* [PROBLEM DETAILS]: Take every line where the string "Louis" appears and copy it.

* [ENTRIES PROVIDED]:
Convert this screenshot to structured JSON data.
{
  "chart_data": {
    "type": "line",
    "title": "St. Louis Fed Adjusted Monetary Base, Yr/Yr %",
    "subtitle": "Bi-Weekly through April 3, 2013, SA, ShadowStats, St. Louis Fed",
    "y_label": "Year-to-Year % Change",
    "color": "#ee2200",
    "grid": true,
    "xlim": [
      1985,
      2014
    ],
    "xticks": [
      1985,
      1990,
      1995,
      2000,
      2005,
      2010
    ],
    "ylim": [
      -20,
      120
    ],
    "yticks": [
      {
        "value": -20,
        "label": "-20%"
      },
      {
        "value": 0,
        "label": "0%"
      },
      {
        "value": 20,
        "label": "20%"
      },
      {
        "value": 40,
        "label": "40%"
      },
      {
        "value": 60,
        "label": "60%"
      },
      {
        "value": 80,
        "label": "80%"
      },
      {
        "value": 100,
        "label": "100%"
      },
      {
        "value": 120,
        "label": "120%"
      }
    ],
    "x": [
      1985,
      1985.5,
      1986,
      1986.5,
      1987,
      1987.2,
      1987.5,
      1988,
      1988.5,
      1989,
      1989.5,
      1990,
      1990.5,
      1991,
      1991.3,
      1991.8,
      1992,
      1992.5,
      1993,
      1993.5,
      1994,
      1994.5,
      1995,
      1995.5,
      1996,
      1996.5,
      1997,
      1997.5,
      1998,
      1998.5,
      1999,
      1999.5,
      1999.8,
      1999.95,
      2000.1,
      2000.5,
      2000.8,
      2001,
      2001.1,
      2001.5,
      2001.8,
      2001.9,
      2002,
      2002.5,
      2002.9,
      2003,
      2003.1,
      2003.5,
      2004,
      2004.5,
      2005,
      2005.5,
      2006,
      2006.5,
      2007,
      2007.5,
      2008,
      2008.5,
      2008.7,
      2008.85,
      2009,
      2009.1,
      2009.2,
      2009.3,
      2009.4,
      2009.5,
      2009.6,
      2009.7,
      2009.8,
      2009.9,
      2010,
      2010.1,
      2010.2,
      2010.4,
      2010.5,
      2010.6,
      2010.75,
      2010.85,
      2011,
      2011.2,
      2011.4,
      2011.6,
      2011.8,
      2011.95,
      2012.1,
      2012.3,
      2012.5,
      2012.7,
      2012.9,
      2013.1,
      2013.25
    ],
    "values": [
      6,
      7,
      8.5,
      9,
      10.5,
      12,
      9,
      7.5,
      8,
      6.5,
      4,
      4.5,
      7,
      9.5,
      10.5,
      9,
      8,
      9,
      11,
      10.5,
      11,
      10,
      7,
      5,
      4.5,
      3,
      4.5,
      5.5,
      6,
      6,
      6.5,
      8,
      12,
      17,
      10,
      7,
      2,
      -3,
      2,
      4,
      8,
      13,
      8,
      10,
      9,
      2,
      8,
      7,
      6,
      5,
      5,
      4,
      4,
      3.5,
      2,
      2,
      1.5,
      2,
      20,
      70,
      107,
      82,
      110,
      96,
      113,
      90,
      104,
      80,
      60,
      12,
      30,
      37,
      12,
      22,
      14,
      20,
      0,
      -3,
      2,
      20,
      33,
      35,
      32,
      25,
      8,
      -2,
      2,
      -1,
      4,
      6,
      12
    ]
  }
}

* [PROBLEM SOLUTION]:
    "title": "St. Louis Fed Adjusted Monetary Base, Yr/Yr %",
    "subtitle": "Bi-Weekly through April 3, 2013, SA, ShadowStats, St. Louis Fed",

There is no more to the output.